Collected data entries
────

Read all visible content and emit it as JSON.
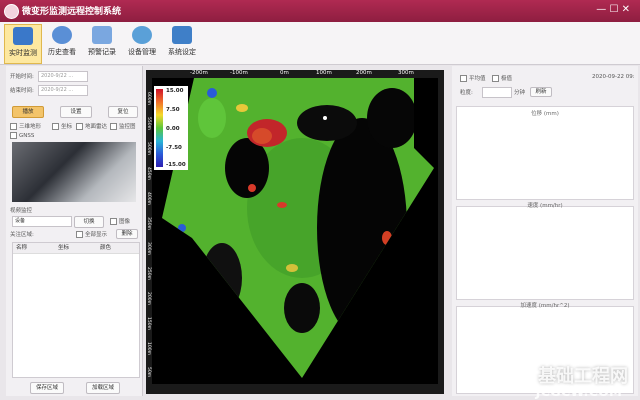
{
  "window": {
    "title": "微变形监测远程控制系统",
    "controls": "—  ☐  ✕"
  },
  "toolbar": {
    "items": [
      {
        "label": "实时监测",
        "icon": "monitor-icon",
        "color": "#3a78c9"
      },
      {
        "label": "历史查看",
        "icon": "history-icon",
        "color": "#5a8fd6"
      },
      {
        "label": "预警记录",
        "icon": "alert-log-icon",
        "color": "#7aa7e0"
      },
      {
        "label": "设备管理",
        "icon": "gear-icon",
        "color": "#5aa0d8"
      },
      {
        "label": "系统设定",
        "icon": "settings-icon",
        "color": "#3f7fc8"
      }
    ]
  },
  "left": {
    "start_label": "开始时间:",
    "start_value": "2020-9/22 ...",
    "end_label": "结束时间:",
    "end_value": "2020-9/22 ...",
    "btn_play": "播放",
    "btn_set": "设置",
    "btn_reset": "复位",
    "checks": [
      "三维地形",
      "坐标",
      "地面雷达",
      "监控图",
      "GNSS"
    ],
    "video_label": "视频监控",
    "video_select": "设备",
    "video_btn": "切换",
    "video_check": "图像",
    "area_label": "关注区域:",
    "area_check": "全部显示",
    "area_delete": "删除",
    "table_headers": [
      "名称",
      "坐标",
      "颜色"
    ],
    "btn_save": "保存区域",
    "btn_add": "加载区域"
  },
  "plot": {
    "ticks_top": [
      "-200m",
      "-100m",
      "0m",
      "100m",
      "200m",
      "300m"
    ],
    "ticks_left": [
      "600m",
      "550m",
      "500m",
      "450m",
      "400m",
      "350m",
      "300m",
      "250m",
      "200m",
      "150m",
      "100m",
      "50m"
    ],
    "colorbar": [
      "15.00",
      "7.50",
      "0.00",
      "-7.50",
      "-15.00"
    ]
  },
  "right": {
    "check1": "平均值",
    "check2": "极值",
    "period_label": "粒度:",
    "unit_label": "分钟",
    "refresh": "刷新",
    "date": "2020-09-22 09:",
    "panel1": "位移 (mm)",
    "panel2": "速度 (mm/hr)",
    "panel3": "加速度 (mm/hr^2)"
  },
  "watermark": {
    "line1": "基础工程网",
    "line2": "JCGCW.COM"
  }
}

────

Task brief | From the entries above, select each line containing the string "icon".

Full answer |
        "icon": "monitor-icon",
        "icon": "history-icon",
        "icon": "alert-log-icon",
        "icon": "gear-icon",
        "icon": "settings-icon",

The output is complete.